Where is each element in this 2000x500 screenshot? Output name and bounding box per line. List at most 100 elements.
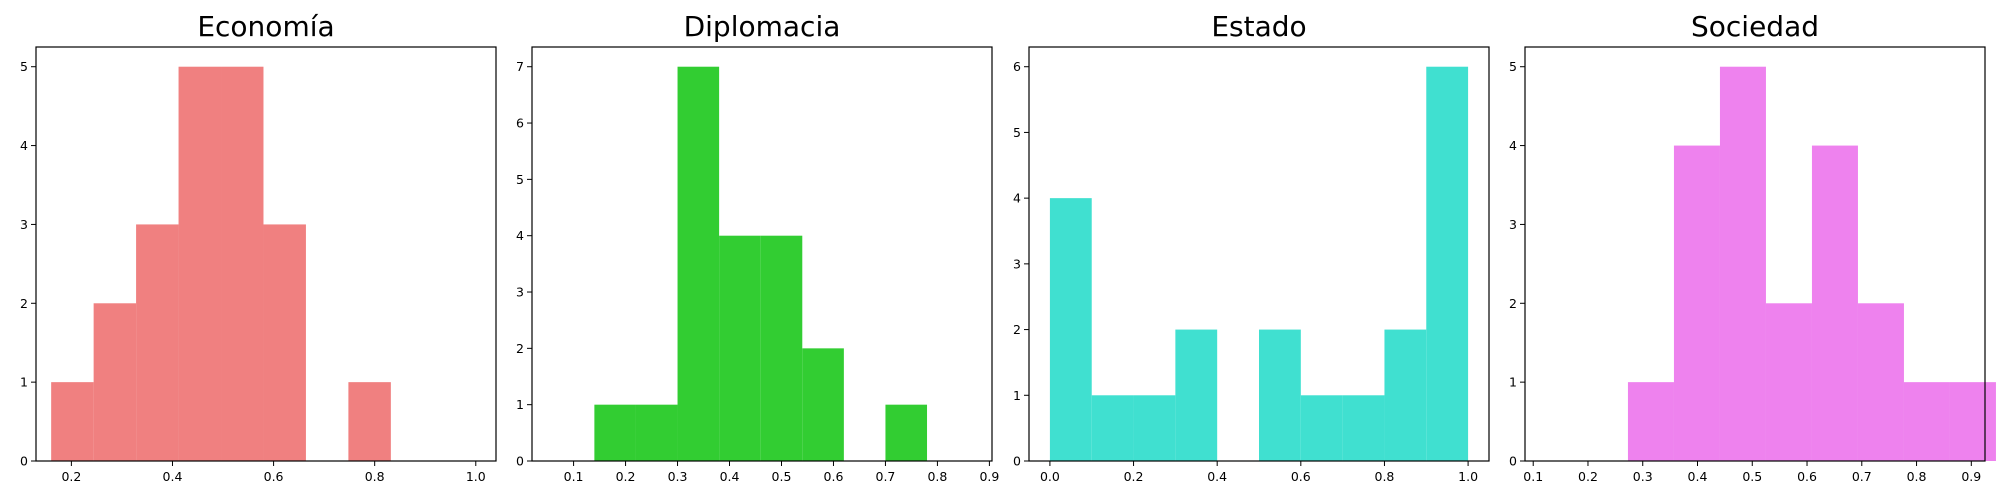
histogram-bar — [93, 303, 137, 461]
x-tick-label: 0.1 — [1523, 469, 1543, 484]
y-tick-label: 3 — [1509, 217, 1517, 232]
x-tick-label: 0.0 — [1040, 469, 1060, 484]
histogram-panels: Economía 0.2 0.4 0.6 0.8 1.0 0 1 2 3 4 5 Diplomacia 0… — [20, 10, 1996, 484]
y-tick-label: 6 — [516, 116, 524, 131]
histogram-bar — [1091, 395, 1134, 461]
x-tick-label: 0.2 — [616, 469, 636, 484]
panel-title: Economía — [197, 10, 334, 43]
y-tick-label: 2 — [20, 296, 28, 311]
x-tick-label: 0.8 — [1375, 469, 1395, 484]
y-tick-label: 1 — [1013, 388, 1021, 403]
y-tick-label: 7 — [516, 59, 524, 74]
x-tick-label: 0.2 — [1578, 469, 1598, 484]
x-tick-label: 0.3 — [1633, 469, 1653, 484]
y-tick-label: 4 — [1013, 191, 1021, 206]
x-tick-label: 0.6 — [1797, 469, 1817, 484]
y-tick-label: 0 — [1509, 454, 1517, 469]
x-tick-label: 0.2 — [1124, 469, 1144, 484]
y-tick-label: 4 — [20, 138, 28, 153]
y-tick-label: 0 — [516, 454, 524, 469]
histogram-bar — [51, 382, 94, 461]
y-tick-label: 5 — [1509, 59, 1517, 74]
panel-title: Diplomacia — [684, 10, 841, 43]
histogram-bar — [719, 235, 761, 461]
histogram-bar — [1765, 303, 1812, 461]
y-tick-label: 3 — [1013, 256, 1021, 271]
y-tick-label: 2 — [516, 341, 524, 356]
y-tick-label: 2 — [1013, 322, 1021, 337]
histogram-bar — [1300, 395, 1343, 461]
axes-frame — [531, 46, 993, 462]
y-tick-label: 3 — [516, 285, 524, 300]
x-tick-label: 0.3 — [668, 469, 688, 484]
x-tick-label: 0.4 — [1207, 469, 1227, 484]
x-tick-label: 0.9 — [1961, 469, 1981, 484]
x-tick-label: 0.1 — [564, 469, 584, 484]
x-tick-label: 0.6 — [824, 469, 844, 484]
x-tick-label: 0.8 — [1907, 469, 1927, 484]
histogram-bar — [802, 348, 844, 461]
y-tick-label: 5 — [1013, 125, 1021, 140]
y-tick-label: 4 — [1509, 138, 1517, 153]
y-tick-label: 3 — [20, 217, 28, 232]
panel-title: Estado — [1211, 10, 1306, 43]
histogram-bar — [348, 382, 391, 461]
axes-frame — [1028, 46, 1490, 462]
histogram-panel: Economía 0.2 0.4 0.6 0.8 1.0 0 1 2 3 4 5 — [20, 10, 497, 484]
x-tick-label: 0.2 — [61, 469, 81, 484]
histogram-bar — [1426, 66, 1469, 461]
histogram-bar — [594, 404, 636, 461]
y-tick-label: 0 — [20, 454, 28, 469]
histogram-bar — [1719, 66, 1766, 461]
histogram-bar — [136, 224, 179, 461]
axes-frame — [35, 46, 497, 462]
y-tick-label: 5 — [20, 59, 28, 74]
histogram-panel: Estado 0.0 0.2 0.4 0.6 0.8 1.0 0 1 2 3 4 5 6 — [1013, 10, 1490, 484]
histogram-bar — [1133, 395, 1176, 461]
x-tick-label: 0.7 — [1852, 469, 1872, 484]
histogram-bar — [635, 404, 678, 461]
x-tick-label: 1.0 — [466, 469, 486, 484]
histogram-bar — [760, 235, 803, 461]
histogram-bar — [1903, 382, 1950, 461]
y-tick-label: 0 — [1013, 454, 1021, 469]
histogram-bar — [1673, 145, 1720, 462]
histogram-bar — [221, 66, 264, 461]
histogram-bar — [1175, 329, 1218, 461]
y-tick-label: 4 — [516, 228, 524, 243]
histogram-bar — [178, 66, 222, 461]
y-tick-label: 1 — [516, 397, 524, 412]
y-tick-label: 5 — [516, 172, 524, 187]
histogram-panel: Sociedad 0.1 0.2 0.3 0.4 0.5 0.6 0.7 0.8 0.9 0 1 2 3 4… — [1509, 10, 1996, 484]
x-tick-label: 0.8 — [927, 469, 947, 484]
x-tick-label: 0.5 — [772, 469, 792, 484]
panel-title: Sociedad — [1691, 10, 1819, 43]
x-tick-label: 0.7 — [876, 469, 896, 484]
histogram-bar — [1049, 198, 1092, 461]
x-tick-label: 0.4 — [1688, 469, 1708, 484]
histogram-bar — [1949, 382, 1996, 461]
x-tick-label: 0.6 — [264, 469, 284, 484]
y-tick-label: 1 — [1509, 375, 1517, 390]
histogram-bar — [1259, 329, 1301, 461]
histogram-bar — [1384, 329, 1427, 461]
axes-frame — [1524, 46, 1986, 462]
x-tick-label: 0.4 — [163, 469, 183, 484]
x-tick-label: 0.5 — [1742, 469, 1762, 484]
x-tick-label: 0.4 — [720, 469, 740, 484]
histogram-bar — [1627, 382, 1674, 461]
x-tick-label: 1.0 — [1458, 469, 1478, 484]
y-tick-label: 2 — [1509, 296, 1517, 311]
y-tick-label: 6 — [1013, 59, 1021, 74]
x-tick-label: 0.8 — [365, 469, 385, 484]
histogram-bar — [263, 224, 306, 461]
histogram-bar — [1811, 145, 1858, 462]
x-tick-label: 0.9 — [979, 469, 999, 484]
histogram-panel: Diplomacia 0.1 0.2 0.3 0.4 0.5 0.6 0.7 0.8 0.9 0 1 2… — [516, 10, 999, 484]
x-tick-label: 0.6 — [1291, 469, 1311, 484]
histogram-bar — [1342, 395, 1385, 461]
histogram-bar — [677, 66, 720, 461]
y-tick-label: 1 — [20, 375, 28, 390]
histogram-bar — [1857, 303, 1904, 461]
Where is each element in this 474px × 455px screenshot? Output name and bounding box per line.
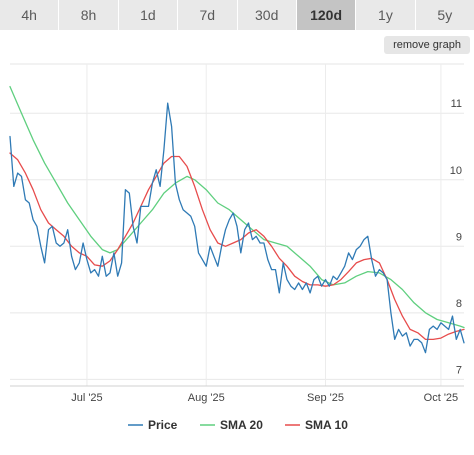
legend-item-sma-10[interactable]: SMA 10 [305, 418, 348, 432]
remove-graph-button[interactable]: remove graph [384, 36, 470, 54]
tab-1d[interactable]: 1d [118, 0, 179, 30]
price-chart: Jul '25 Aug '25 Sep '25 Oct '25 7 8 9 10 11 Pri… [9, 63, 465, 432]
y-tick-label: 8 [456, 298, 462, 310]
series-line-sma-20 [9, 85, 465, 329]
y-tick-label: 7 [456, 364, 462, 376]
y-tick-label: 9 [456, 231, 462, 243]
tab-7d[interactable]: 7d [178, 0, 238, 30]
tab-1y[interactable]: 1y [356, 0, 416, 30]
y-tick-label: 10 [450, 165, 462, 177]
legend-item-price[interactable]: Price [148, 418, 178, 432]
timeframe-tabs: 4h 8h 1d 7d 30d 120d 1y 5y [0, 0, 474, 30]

★ ★ ★

**DIRECTIONS**.
Reproduce all of the data above verbatim, omitting the pictures.

**WRITTEN SOLUTION**.
Where is each element in this 2000x500 screenshot? Output name and bounding box per line. List at most 100 elements.
histogram-bar — [93, 303, 137, 461]
x-tick-label: 0.1 — [1523, 469, 1543, 484]
y-tick-label: 3 — [1509, 217, 1517, 232]
x-tick-label: 0.0 — [1040, 469, 1060, 484]
histogram-panels: Economía 0.2 0.4 0.6 0.8 1.0 0 1 2 3 4 5 Diplomacia 0… — [20, 10, 1996, 484]
y-tick-label: 6 — [516, 116, 524, 131]
histogram-bar — [1091, 395, 1134, 461]
x-tick-label: 0.2 — [616, 469, 636, 484]
panel-title: Economía — [197, 10, 334, 43]
y-tick-label: 2 — [20, 296, 28, 311]
x-tick-label: 0.8 — [1375, 469, 1395, 484]
y-tick-label: 1 — [1013, 388, 1021, 403]
y-tick-label: 7 — [516, 59, 524, 74]
x-tick-label: 0.2 — [1578, 469, 1598, 484]
x-tick-label: 0.3 — [1633, 469, 1653, 484]
y-tick-label: 4 — [1013, 191, 1021, 206]
x-tick-label: 0.6 — [1797, 469, 1817, 484]
y-tick-label: 0 — [1509, 454, 1517, 469]
x-tick-label: 0.2 — [1124, 469, 1144, 484]
y-tick-label: 4 — [20, 138, 28, 153]
y-tick-label: 0 — [516, 454, 524, 469]
histogram-bar — [51, 382, 94, 461]
y-tick-label: 5 — [1509, 59, 1517, 74]
panel-title: Diplomacia — [684, 10, 841, 43]
histogram-bar — [719, 235, 761, 461]
histogram-bar — [1765, 303, 1812, 461]
y-tick-label: 3 — [1013, 256, 1021, 271]
y-tick-label: 2 — [516, 341, 524, 356]
y-tick-label: 2 — [1013, 322, 1021, 337]
histogram-bar — [1300, 395, 1343, 461]
axes-frame — [531, 46, 993, 462]
y-tick-label: 3 — [516, 285, 524, 300]
x-tick-label: 0.3 — [668, 469, 688, 484]
x-tick-label: 0.4 — [1207, 469, 1227, 484]
x-tick-label: 0.9 — [1961, 469, 1981, 484]
x-tick-label: 0.1 — [564, 469, 584, 484]
x-tick-label: 0.6 — [824, 469, 844, 484]
x-tick-label: 0.8 — [1907, 469, 1927, 484]
histogram-bar — [802, 348, 844, 461]
y-tick-label: 5 — [1013, 125, 1021, 140]
y-tick-label: 4 — [1509, 138, 1517, 153]
y-tick-label: 3 — [20, 217, 28, 232]
panel-title: Estado — [1211, 10, 1306, 43]
histogram-bar — [348, 382, 391, 461]
axes-frame — [1028, 46, 1490, 462]
histogram-panel: Economía 0.2 0.4 0.6 0.8 1.0 0 1 2 3 4 5 — [20, 10, 497, 484]
x-tick-label: 0.2 — [61, 469, 81, 484]
histogram-bar — [1426, 66, 1469, 461]
histogram-bar — [594, 404, 636, 461]
y-tick-label: 0 — [20, 454, 28, 469]
histogram-bar — [1719, 66, 1766, 461]
histogram-bar — [136, 224, 179, 461]
axes-frame — [35, 46, 497, 462]
y-tick-label: 5 — [20, 59, 28, 74]
histogram-panel: Estado 0.0 0.2 0.4 0.6 0.8 1.0 0 1 2 3 4 5 6 — [1013, 10, 1490, 484]
histogram-bar — [1133, 395, 1176, 461]
x-tick-label: 0.7 — [1852, 469, 1872, 484]
histogram-bar — [635, 404, 678, 461]
x-tick-label: 1.0 — [466, 469, 486, 484]
histogram-bar — [760, 235, 803, 461]
histogram-bar — [1903, 382, 1950, 461]
y-tick-label: 0 — [1013, 454, 1021, 469]
histogram-bar — [1673, 145, 1720, 462]
histogram-bar — [221, 66, 264, 461]
histogram-bar — [1175, 329, 1218, 461]
y-tick-label: 4 — [516, 228, 524, 243]
histogram-bar — [178, 66, 222, 461]
y-tick-label: 1 — [516, 397, 524, 412]
y-tick-label: 5 — [516, 172, 524, 187]
histogram-panel: Sociedad 0.1 0.2 0.3 0.4 0.5 0.6 0.7 0.8 0.9 0 1 2 3 4… — [1509, 10, 1996, 484]
x-tick-label: 0.8 — [927, 469, 947, 484]
x-tick-label: 0.5 — [772, 469, 792, 484]
panel-title: Sociedad — [1691, 10, 1819, 43]
x-tick-label: 0.7 — [876, 469, 896, 484]
histogram-bar — [1049, 198, 1092, 461]
x-tick-label: 0.4 — [1688, 469, 1708, 484]
histogram-bar — [1949, 382, 1996, 461]
x-tick-label: 0.6 — [264, 469, 284, 484]
y-tick-label: 1 — [1509, 375, 1517, 390]
histogram-bar — [1259, 329, 1301, 461]
histogram-bar — [1384, 329, 1427, 461]
axes-frame — [1524, 46, 1986, 462]
x-tick-label: 0.4 — [163, 469, 183, 484]
x-tick-label: 0.5 — [1742, 469, 1762, 484]
x-tick-label: 0.4 — [720, 469, 740, 484]
histogram-bar — [1627, 382, 1674, 461]
x-tick-label: 1.0 — [1458, 469, 1478, 484]
y-tick-label: 2 — [1509, 296, 1517, 311]
y-tick-label: 6 — [1013, 59, 1021, 74]
x-tick-label: 0.8 — [365, 469, 385, 484]
histogram-bar — [263, 224, 306, 461]
histogram-bar — [1811, 145, 1858, 462]
x-tick-label: 0.9 — [979, 469, 999, 484]
histogram-panel: Diplomacia 0.1 0.2 0.3 0.4 0.5 0.6 0.7 0.8 0.9 0 1 2… — [516, 10, 999, 484]
x-tick-label: 0.6 — [1291, 469, 1311, 484]
histogram-bar — [1342, 395, 1385, 461]
histogram-bar — [677, 66, 720, 461]
y-tick-label: 1 — [20, 375, 28, 390]
histogram-bar — [1857, 303, 1904, 461]
Where is each element in this 474px × 455px screenshot? Output name and bounding box per line.
legend-item-sma-10[interactable]: SMA 10 [305, 418, 348, 432]
remove-graph-button[interactable]: remove graph [384, 36, 470, 54]
tab-1d[interactable]: 1d [118, 0, 179, 30]
price-chart: Jul '25 Aug '25 Sep '25 Oct '25 7 8 9 10 11 Pri… [9, 63, 465, 432]
y-tick-label: 8 [456, 298, 462, 310]
series-line-sma-20 [9, 85, 465, 329]
y-tick-label: 7 [456, 364, 462, 376]
y-tick-label: 9 [456, 231, 462, 243]
tab-7d[interactable]: 7d [178, 0, 238, 30]
tab-1y[interactable]: 1y [356, 0, 416, 30]
y-tick-label: 10 [450, 165, 462, 177]
legend-item-price[interactable]: Price [148, 418, 178, 432]
timeframe-tabs: 4h 8h 1d 7d 30d 120d 1y 5y [0, 0, 474, 30]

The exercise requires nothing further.